Select each line where the word "content" appears.

-- Records from a collection --
— Start —

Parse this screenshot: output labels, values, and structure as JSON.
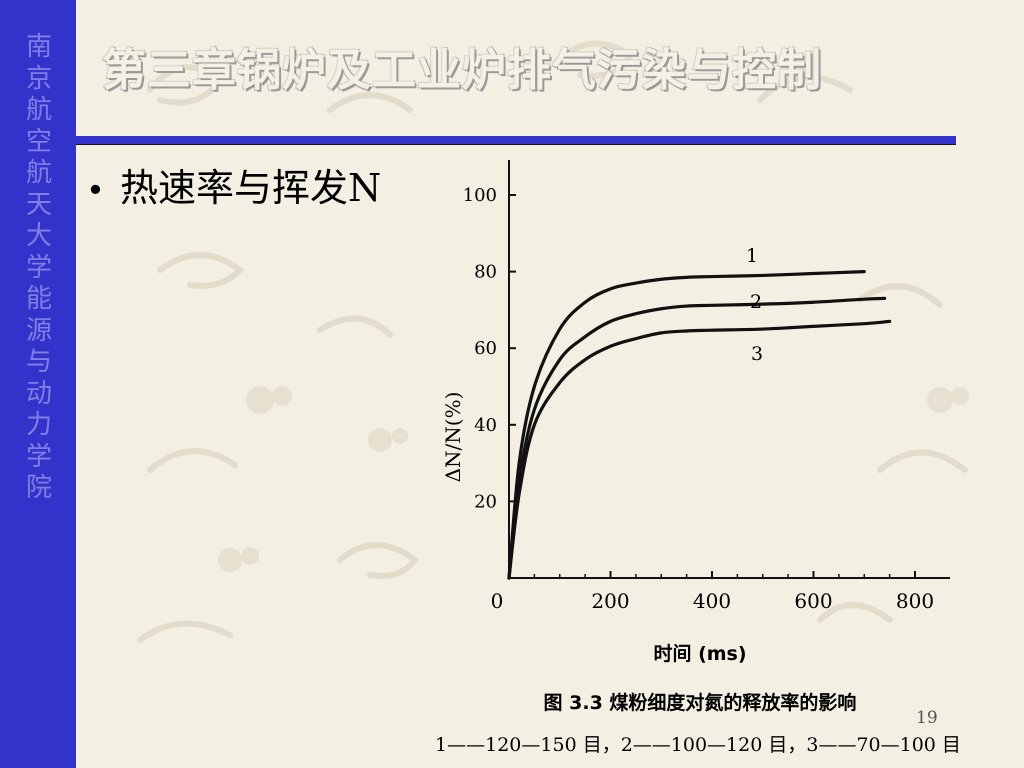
{
  "sidebar": {
    "text": "南京航空航天大学能源与动力学院"
  },
  "header": {
    "title": "第三章锅炉及工业炉排气污染与控制"
  },
  "content": {
    "bullet_text": "热速率与挥发N"
  },
  "footer": {
    "slide_number": "19"
  },
  "colors": {
    "sidebar": "#3333cc",
    "sidebar_text": "#7f7fe6",
    "background": "#f3efe2"
  },
  "chart_data": {
    "type": "line",
    "title": "图 3.3   煤粉细度对氮的释放率的影响",
    "legend_text": "1——120—150 目，2——100—120 目，3——70—100 目",
    "xlabel": "时间 (ms)",
    "ylabel": "ΔN/N(%)",
    "xlim": [
      0,
      800
    ],
    "ylim": [
      0,
      100
    ],
    "x_ticks": [
      "0",
      "200",
      "400",
      "600",
      "800"
    ],
    "y_ticks": [
      "20",
      "40",
      "60",
      "80",
      "100"
    ],
    "grid": false,
    "series": [
      {
        "name": "1",
        "x": [
          0,
          20,
          50,
          100,
          150,
          200,
          250,
          300,
          350,
          400,
          500,
          600,
          700
        ],
        "y": [
          0,
          30,
          50,
          65,
          72,
          75.5,
          77,
          78,
          78.5,
          78.7,
          79,
          79.5,
          80
        ]
      },
      {
        "name": "2",
        "x": [
          0,
          20,
          50,
          100,
          150,
          200,
          250,
          300,
          350,
          400,
          500,
          600,
          700,
          740
        ],
        "y": [
          0,
          25,
          44,
          57,
          63,
          67,
          69,
          70.3,
          71,
          71.2,
          71.5,
          72,
          72.8,
          73
        ]
      },
      {
        "name": "3",
        "x": [
          0,
          20,
          50,
          100,
          150,
          200,
          250,
          300,
          350,
          400,
          500,
          600,
          700,
          750
        ],
        "y": [
          0,
          22,
          40,
          51,
          57,
          60.5,
          62.5,
          64,
          64.5,
          64.7,
          65,
          65.7,
          66.4,
          67
        ]
      }
    ]
  }
}
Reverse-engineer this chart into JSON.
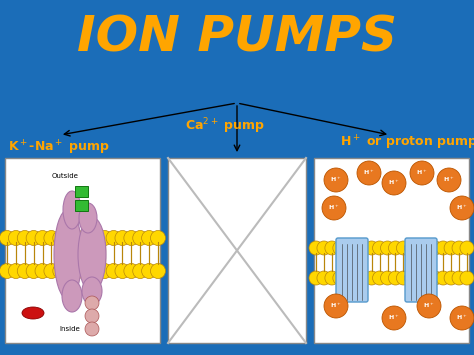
{
  "title": "ION PUMPS",
  "title_color": "#FFA500",
  "title_fontsize": 36,
  "title_fontweight": "bold",
  "bg_color": "#1B6DB8",
  "label1_full": "K$^+$-Na$^+$ pump",
  "label2": "Ca$^{2+}$ pump",
  "label3": "H$^+$ or proton pump",
  "label_color": "#FFA500",
  "label_fontsize": 9,
  "membrane_yellow": "#FFD700",
  "membrane_line": "#B8860B",
  "pump_purple": "#CC99BB",
  "pump_blue": "#AACCEE",
  "ion_orange": "#E87820",
  "outside_text": "Outside",
  "inside_text": "Inside"
}
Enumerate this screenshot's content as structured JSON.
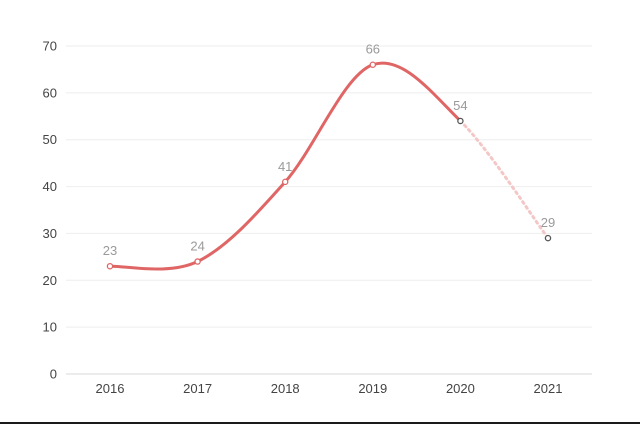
{
  "chart_data": {
    "type": "line",
    "categories": [
      "2016",
      "2017",
      "2018",
      "2019",
      "2020",
      "2021"
    ],
    "values": [
      23,
      24,
      41,
      66,
      54,
      29
    ],
    "projected_from_index": 4,
    "ylim": [
      0,
      70
    ],
    "yticks": [
      "0",
      "10",
      "20",
      "30",
      "40",
      "50",
      "60",
      "70"
    ],
    "data_labels": [
      "23",
      "24",
      "41",
      "66",
      "54",
      "29"
    ],
    "grid": true,
    "colors": {
      "line": "#e06666",
      "projected_line": "#f4c7c7",
      "projected_marker": "#555555",
      "grid": "#eeeeee",
      "axis": "#d9d9d9"
    }
  }
}
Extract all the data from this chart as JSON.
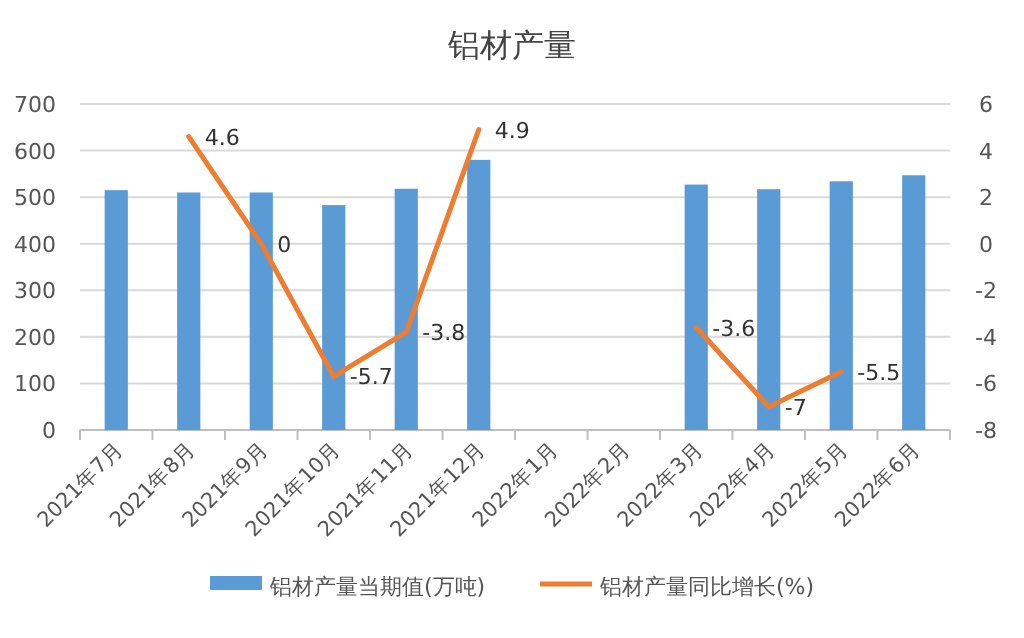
{
  "chart_data": {
    "type": "bar",
    "title": "铝材产量",
    "categories": [
      "2021年7月",
      "2021年8月",
      "2021年9月",
      "2021年10月",
      "2021年11月",
      "2021年12月",
      "2022年1月",
      "2022年2月",
      "2022年3月",
      "2022年4月",
      "2022年5月",
      "2022年6月"
    ],
    "series": [
      {
        "name": "铝材产量当期值(万吨)",
        "color": "#5b9bd5",
        "values": [
          515,
          510,
          510,
          483,
          518,
          580,
          null,
          null,
          527,
          517,
          534,
          547
        ]
      },
      {
        "name": "铝材产量同比增长(%)",
        "type": "line",
        "axis": "y2",
        "color": "#ed7d31",
        "values": [
          null,
          4.6,
          0,
          -5.7,
          -3.8,
          4.9,
          null,
          null,
          -3.6,
          -7,
          -5.5,
          null
        ],
        "value_labels": [
          null,
          "4.6",
          "0",
          "-5.7",
          "-3.8",
          "4.9",
          null,
          null,
          "-3.6",
          "-7",
          "-5.5",
          null
        ]
      }
    ],
    "ylim": [
      0,
      700
    ],
    "yticks": [
      0,
      100,
      200,
      300,
      400,
      500,
      600,
      700
    ],
    "y2lim": [
      -8,
      6
    ],
    "y2ticks": [
      -8,
      -6,
      -4,
      -2,
      0,
      2,
      4,
      6
    ],
    "grid": "y",
    "legend": "bottom",
    "marker": "none",
    "line_style": "solid"
  }
}
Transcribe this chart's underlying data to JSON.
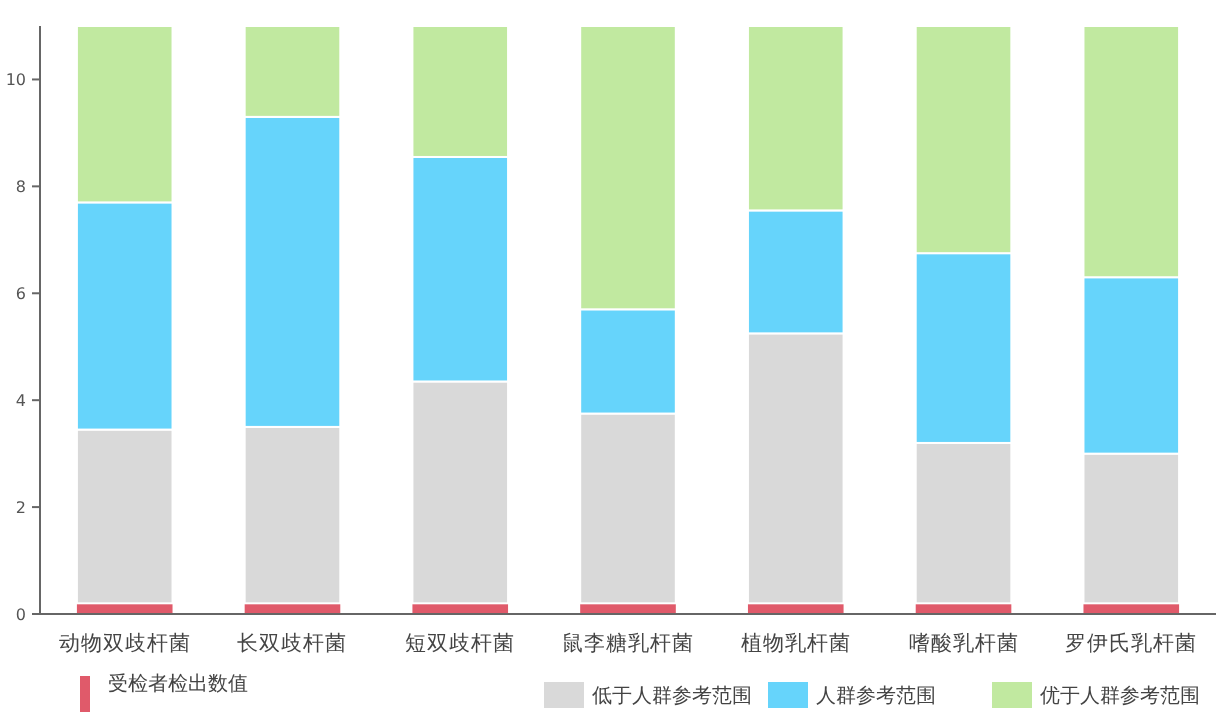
{
  "chart_data": {
    "type": "bar",
    "stacked": true,
    "categories": [
      "动物双歧杆菌",
      "长双歧杆菌",
      "短双歧杆菌",
      "鼠李糖乳杆菌",
      "植物乳杆菌",
      "嗜酸乳杆菌",
      "罗伊氏乳杆菌"
    ],
    "series": [
      {
        "name": "受检者检出数值",
        "color": "#e05a6a",
        "values": [
          0.2,
          0.2,
          0.2,
          0.2,
          0.2,
          0.2,
          0.2
        ]
      },
      {
        "name": "低于人群参考范围",
        "color": "#d9d9d9",
        "values": [
          3.25,
          3.3,
          4.15,
          3.55,
          5.05,
          3.0,
          2.8
        ]
      },
      {
        "name": "人群参考范围",
        "color": "#66d4fb",
        "values": [
          4.25,
          5.8,
          4.2,
          1.95,
          2.3,
          3.55,
          3.3
        ]
      },
      {
        "name": "优于人群参考范围",
        "color": "#c1e9a0",
        "values": [
          3.3,
          1.7,
          2.45,
          5.3,
          3.45,
          4.25,
          4.7
        ]
      }
    ],
    "ylim": [
      0,
      11
    ],
    "yticks": [
      0,
      2,
      4,
      6,
      8,
      10
    ],
    "grid": false,
    "legend": "bottom"
  }
}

— End —

-- SOLUTION FOR THIS EXERCISE --
  "content": {
Enumerate this screenshot's content as structured JSON.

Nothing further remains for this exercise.